'''

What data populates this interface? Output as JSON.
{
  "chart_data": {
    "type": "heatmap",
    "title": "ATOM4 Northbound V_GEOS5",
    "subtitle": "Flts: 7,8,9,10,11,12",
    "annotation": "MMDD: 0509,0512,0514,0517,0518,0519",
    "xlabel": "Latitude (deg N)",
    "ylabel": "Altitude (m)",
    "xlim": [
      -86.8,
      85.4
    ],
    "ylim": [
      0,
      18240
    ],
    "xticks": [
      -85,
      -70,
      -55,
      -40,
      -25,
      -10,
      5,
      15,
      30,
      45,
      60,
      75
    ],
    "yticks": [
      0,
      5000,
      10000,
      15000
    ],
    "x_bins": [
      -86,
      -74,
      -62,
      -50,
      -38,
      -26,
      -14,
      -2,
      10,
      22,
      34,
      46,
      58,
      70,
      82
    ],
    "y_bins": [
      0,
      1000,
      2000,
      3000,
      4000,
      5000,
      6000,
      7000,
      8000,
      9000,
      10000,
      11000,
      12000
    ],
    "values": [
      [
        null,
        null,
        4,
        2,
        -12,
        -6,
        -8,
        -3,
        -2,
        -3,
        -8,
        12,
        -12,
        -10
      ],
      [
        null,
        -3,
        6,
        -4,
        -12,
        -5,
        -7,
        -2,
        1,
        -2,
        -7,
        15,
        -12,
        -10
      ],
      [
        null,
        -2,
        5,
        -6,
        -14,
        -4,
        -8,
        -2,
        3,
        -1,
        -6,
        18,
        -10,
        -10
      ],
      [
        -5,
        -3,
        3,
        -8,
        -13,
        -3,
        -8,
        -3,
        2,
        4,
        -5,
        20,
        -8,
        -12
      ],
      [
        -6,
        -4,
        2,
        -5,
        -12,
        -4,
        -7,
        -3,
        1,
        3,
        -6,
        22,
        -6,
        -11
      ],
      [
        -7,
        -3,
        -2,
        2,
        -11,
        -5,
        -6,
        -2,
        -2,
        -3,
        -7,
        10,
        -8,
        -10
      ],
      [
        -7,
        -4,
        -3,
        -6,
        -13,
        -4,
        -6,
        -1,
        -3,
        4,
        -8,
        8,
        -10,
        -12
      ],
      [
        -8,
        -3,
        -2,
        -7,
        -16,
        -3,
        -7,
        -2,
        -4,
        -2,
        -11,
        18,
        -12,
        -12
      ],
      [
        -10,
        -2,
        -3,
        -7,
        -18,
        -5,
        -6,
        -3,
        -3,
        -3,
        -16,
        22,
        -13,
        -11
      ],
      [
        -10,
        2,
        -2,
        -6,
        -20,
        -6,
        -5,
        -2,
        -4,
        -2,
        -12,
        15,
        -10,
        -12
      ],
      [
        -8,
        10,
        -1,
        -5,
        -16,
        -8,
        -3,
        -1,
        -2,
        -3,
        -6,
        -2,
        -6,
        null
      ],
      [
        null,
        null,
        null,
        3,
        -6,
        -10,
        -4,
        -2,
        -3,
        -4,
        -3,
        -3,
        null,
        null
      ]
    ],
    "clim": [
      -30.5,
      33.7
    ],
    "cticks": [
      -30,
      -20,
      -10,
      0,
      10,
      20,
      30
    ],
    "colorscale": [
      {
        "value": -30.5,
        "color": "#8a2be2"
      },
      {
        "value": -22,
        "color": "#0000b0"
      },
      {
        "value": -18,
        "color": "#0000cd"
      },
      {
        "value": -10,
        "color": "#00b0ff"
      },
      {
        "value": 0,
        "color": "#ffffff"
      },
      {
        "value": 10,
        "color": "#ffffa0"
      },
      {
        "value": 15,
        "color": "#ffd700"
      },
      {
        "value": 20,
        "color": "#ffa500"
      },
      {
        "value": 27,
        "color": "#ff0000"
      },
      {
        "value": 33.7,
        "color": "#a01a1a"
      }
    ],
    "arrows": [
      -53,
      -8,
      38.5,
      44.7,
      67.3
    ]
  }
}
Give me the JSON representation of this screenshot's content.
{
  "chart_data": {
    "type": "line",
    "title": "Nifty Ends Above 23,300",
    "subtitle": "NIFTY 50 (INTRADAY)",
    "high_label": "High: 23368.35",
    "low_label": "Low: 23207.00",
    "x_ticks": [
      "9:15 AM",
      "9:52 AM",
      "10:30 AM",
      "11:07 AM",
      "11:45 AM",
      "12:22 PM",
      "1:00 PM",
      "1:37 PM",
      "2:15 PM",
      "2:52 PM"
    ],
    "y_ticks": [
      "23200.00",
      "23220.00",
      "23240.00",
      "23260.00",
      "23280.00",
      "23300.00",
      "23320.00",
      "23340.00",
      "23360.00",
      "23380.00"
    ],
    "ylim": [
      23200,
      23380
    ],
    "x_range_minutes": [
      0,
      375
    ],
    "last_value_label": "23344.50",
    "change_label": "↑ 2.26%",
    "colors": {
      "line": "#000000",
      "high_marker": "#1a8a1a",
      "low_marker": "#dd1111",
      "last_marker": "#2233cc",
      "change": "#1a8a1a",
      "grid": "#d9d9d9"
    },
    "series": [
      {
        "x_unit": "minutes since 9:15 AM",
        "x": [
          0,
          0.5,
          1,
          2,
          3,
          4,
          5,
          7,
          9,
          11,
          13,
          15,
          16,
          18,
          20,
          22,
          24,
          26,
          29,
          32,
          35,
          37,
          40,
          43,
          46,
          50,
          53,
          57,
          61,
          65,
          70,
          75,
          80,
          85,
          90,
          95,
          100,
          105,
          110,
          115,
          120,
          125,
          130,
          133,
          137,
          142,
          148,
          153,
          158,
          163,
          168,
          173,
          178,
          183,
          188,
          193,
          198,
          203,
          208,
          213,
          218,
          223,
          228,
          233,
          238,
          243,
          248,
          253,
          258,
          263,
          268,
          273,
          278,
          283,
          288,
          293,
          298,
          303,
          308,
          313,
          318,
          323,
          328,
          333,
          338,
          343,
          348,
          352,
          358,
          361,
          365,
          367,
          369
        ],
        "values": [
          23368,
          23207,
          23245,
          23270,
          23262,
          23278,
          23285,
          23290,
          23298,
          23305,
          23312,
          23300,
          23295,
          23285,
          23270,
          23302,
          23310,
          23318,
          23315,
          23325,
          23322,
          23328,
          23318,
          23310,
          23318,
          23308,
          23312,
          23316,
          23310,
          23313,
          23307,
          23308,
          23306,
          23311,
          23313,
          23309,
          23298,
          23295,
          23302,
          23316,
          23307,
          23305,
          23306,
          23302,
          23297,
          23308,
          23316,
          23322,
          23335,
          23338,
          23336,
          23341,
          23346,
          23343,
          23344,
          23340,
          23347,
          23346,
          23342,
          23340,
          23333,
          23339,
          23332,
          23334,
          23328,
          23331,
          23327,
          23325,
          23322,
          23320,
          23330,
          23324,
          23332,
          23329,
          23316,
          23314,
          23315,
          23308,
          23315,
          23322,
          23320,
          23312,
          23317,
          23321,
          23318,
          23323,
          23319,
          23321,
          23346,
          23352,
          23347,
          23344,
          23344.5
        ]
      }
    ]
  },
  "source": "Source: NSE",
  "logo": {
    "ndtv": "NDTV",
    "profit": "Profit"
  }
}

'''

Scan the material above. Extract every line in which the word "this" occurs.

What data populates this interface? Output as JSON.
Give me the JSON representation of this screenshot's content.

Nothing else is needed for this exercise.